### WRITTEN TASK:
Skip all pictures, then print the remaining material exactly.
--*--
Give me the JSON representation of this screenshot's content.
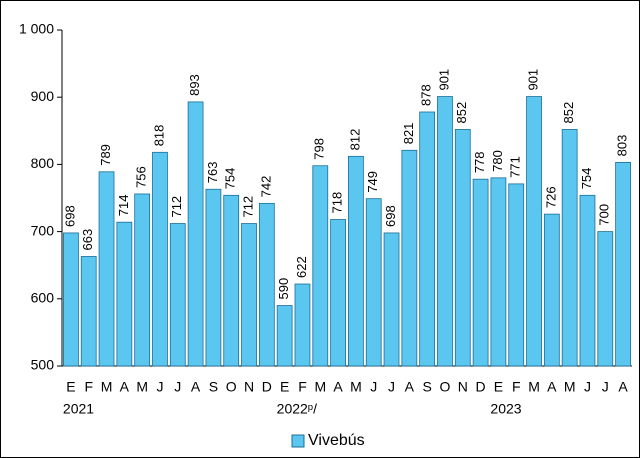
{
  "chart_data": {
    "type": "bar",
    "categories": [
      "E",
      "F",
      "M",
      "A",
      "M",
      "J",
      "J",
      "A",
      "S",
      "O",
      "N",
      "D",
      "E",
      "F",
      "M",
      "A",
      "M",
      "J",
      "J",
      "A",
      "S",
      "O",
      "N",
      "D",
      "E",
      "F",
      "M",
      "A",
      "M",
      "J",
      "J",
      "A"
    ],
    "group_labels": [
      "2021",
      null,
      null,
      null,
      null,
      null,
      null,
      null,
      null,
      null,
      null,
      null,
      "2022ᵖ/",
      null,
      null,
      null,
      null,
      null,
      null,
      null,
      null,
      null,
      null,
      null,
      "2023",
      null,
      null,
      null,
      null,
      null,
      null,
      null
    ],
    "series": [
      {
        "name": "Vivebús",
        "color": "#5bc6f0",
        "values": [
          698,
          663,
          789,
          714,
          756,
          818,
          712,
          893,
          763,
          754,
          712,
          742,
          590,
          622,
          798,
          718,
          812,
          749,
          698,
          821,
          878,
          901,
          852,
          778,
          780,
          771,
          901,
          726,
          852,
          754,
          700,
          803
        ]
      }
    ],
    "ylim": [
      500,
      1000
    ],
    "yticks": [
      500,
      600,
      700,
      800,
      900,
      {
        "value": 1000,
        "label": "1 000"
      }
    ],
    "grid": false,
    "legend": "bottom"
  }
}
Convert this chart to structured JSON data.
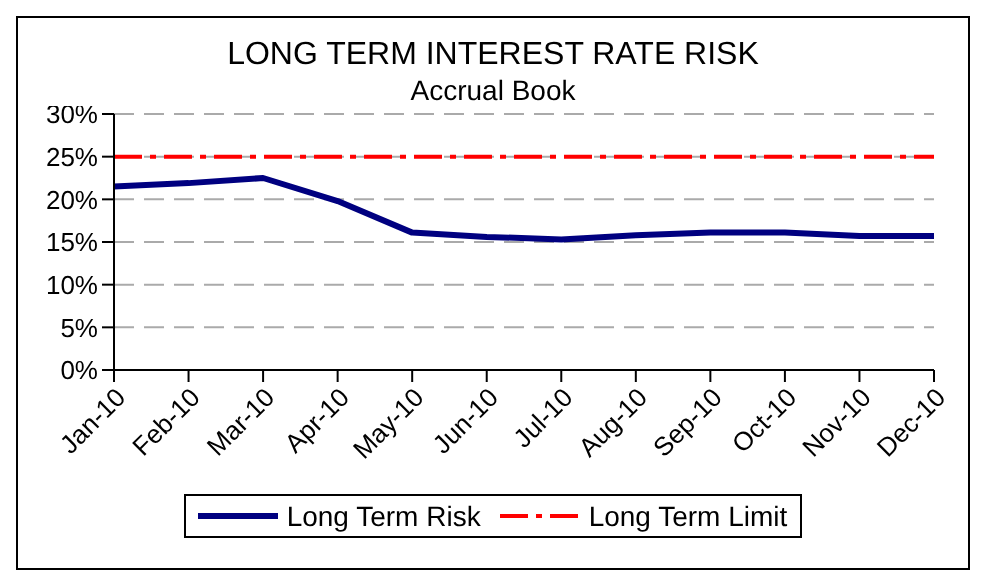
{
  "chart_data": {
    "type": "line",
    "title": "LONG TERM INTEREST RATE RISK",
    "subtitle": "Accrual Book",
    "categories": [
      "Jan-10",
      "Feb-10",
      "Mar-10",
      "Apr-10",
      "May-10",
      "Jun-10",
      "Jul-10",
      "Aug-10",
      "Sep-10",
      "Oct-10",
      "Nov-10",
      "Dec-10"
    ],
    "series": [
      {
        "name": "Long Term Risk",
        "color": "#000080",
        "line_style": "solid",
        "values": [
          0.215,
          0.219,
          0.225,
          0.198,
          0.161,
          0.156,
          0.153,
          0.158,
          0.161,
          0.161,
          0.157,
          0.157
        ]
      },
      {
        "name": "Long Term Limit",
        "color": "#ff0000",
        "line_style": "dashed",
        "values": [
          0.25,
          0.25,
          0.25,
          0.25,
          0.25,
          0.25,
          0.25,
          0.25,
          0.25,
          0.25,
          0.25,
          0.25
        ]
      }
    ],
    "ylim": [
      0,
      0.3
    ],
    "yticks": [
      {
        "value": 0,
        "label": "0%"
      },
      {
        "value": 0.05,
        "label": "5%"
      },
      {
        "value": 0.1,
        "label": "10%"
      },
      {
        "value": 0.15,
        "label": "15%"
      },
      {
        "value": 0.2,
        "label": "20%"
      },
      {
        "value": 0.25,
        "label": "25%"
      },
      {
        "value": 0.3,
        "label": "30%"
      }
    ],
    "grid": "y",
    "legend": "bottom",
    "marker": "none"
  }
}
--*--
### TASK RESPONSE:
Give me the JSON representation of this screenshot's content.
{
  "chart_data": {
    "type": "bar",
    "categories": [
      "E",
      "F",
      "M",
      "A",
      "M",
      "J",
      "J",
      "A",
      "S",
      "O",
      "N",
      "D",
      "E",
      "F",
      "M",
      "A",
      "M",
      "J",
      "J",
      "A",
      "S",
      "O",
      "N",
      "D",
      "E",
      "F",
      "M",
      "A",
      "M",
      "J",
      "J",
      "A"
    ],
    "group_labels": [
      "2021",
      null,
      null,
      null,
      null,
      null,
      null,
      null,
      null,
      null,
      null,
      null,
      "2022ᵖ/",
      null,
      null,
      null,
      null,
      null,
      null,
      null,
      null,
      null,
      null,
      null,
      "2023",
      null,
      null,
      null,
      null,
      null,
      null,
      null
    ],
    "series": [
      {
        "name": "Vivebús",
        "color": "#5bc6f0",
        "values": [
          698,
          663,
          789,
          714,
          756,
          818,
          712,
          893,
          763,
          754,
          712,
          742,
          590,
          622,
          798,
          718,
          812,
          749,
          698,
          821,
          878,
          901,
          852,
          778,
          780,
          771,
          901,
          726,
          852,
          754,
          700,
          803
        ]
      }
    ],
    "ylim": [
      500,
      1000
    ],
    "yticks": [
      500,
      600,
      700,
      800,
      900,
      {
        "value": 1000,
        "label": "1 000"
      }
    ],
    "grid": false,
    "legend": "bottom"
  }
}
Convert this chart to structured JSON data.
{
  "chart_data": {
    "type": "line",
    "title": "LONG TERM INTEREST RATE RISK",
    "subtitle": "Accrual Book",
    "categories": [
      "Jan-10",
      "Feb-10",
      "Mar-10",
      "Apr-10",
      "May-10",
      "Jun-10",
      "Jul-10",
      "Aug-10",
      "Sep-10",
      "Oct-10",
      "Nov-10",
      "Dec-10"
    ],
    "series": [
      {
        "name": "Long Term Risk",
        "color": "#000080",
        "line_style": "solid",
        "values": [
          0.215,
          0.219,
          0.225,
          0.198,
          0.161,
          0.156,
          0.153,
          0.158,
          0.161,
          0.161,
          0.157,
          0.157
        ]
      },
      {
        "name": "Long Term Limit",
        "color": "#ff0000",
        "line_style": "dashed",
        "values": [
          0.25,
          0.25,
          0.25,
          0.25,
          0.25,
          0.25,
          0.25,
          0.25,
          0.25,
          0.25,
          0.25,
          0.25
        ]
      }
    ],
    "ylim": [
      0,
      0.3
    ],
    "yticks": [
      {
        "value": 0,
        "label": "0%"
      },
      {
        "value": 0.05,
        "label": "5%"
      },
      {
        "value": 0.1,
        "label": "10%"
      },
      {
        "value": 0.15,
        "label": "15%"
      },
      {
        "value": 0.2,
        "label": "20%"
      },
      {
        "value": 0.25,
        "label": "25%"
      },
      {
        "value": 0.3,
        "label": "30%"
      }
    ],
    "grid": "y",
    "legend": "bottom",
    "marker": "none"
  }
}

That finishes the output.